**WHAT THE TASK ASKS**.
Print the entire listing. Each line must match the original exactly.

Collected data entries:
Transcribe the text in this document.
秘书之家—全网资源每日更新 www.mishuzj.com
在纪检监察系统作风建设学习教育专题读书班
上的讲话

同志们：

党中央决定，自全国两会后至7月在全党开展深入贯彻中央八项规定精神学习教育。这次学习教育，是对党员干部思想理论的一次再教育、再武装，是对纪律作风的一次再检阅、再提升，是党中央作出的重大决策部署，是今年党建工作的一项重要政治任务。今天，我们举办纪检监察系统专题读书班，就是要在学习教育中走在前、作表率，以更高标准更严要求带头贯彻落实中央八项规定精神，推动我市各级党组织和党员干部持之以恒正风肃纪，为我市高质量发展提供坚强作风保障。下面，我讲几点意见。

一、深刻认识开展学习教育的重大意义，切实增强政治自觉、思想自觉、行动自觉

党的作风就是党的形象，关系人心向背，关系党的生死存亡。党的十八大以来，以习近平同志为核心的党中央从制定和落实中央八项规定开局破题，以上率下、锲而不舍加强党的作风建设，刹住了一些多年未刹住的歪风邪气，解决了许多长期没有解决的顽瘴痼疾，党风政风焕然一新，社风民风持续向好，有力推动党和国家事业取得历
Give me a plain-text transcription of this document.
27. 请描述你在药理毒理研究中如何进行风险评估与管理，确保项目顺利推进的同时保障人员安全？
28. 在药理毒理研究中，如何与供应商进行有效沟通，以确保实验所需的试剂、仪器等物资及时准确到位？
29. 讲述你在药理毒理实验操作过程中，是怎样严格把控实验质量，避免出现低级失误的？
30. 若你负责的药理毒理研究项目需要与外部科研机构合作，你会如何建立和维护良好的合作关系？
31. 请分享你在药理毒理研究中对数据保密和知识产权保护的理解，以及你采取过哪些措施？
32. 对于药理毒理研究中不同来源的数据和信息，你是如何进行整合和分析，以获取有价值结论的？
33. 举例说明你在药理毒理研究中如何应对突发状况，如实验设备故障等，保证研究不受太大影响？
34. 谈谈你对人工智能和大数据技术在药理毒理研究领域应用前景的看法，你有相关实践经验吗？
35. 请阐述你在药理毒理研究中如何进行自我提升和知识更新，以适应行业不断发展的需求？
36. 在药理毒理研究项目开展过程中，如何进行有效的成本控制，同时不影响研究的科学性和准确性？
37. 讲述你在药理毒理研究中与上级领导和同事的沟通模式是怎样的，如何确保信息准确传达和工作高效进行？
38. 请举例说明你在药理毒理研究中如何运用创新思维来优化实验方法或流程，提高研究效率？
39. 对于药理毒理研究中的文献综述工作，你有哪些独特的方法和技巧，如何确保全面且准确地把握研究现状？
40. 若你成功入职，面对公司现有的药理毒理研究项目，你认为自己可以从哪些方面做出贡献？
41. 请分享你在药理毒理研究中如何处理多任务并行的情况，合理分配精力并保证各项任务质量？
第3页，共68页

**EXERCISE ANSWER**.
Transcribe the text in this document.
秘书之家—全网资源每日更新 www.mishuzj.com
在纪检监察系统作风建设学习教育专题读书班
上的讲话

同志们：

党中央决定，自全国两会后至7月在全党开展深入贯彻中央八项规定精神学习教育。这次学习教育，是对党员干部思想理论的一次再教育、再武装，是对纪律作风的一次再检阅、再提升，是党中央作出的重大决策部署，是今年党建工作的一项重要政治任务。今天，我们举办纪检监察系统专题读书班，就是要在学习教育中走在前、作表率，以更高标准更严要求带头贯彻落实中央八项规定精神，推动我市各级党组织和党员干部持之以恒正风肃纪，为我市高质量发展提供坚强作风保障。下面，我讲几点意见。

一、深刻认识开展学习教育的重大意义，切实增强政治自觉、思想自觉、行动自觉

党的作风就是党的形象，关系人心向背，关系党的生死存亡。党的十八大以来，以习近平同志为核心的党中央从制定和落实中央八项规定开局破题，以上率下、锲而不舍加强党的作风建设，刹住了一些多年未刹住的歪风邪气，解决了许多长期没有解决的顽瘴痼疾，党风政风焕然一新，社风民风持续向好，有力推动党和国家事业取得历
Give me a plain-text transcription of this document.
27. 请描述你在药理毒理研究中如何进行风险评估与管理，确保项目顺利推进的同时保障人员安全？
28. 在药理毒理研究中，如何与供应商进行有效沟通，以确保实验所需的试剂、仪器等物资及时准确到位？
29. 讲述你在药理毒理实验操作过程中，是怎样严格把控实验质量，避免出现低级失误的？
30. 若你负责的药理毒理研究项目需要与外部科研机构合作，你会如何建立和维护良好的合作关系？
31. 请分享你在药理毒理研究中对数据保密和知识产权保护的理解，以及你采取过哪些措施？
32. 对于药理毒理研究中不同来源的数据和信息，你是如何进行整合和分析，以获取有价值结论的？
33. 举例说明你在药理毒理研究中如何应对突发状况，如实验设备故障等，保证研究不受太大影响？
34. 谈谈你对人工智能和大数据技术在药理毒理研究领域应用前景的看法，你有相关实践经验吗？
35. 请阐述你在药理毒理研究中如何进行自我提升和知识更新，以适应行业不断发展的需求？
36. 在药理毒理研究项目开展过程中，如何进行有效的成本控制，同时不影响研究的科学性和准确性？
37. 讲述你在药理毒理研究中与上级领导和同事的沟通模式是怎样的，如何确保信息准确传达和工作高效进行？
38. 请举例说明你在药理毒理研究中如何运用创新思维来优化实验方法或流程，提高研究效率？
39. 对于药理毒理研究中的文献综述工作，你有哪些独特的方法和技巧，如何确保全面且准确地把握研究现状？
40. 若你成功入职，面对公司现有的药理毒理研究项目，你认为自己可以从哪些方面做出贡献？
41. 请分享你在药理毒理研究中如何处理多任务并行的情况，合理分配精力并保证各项任务质量？
第3页，共68页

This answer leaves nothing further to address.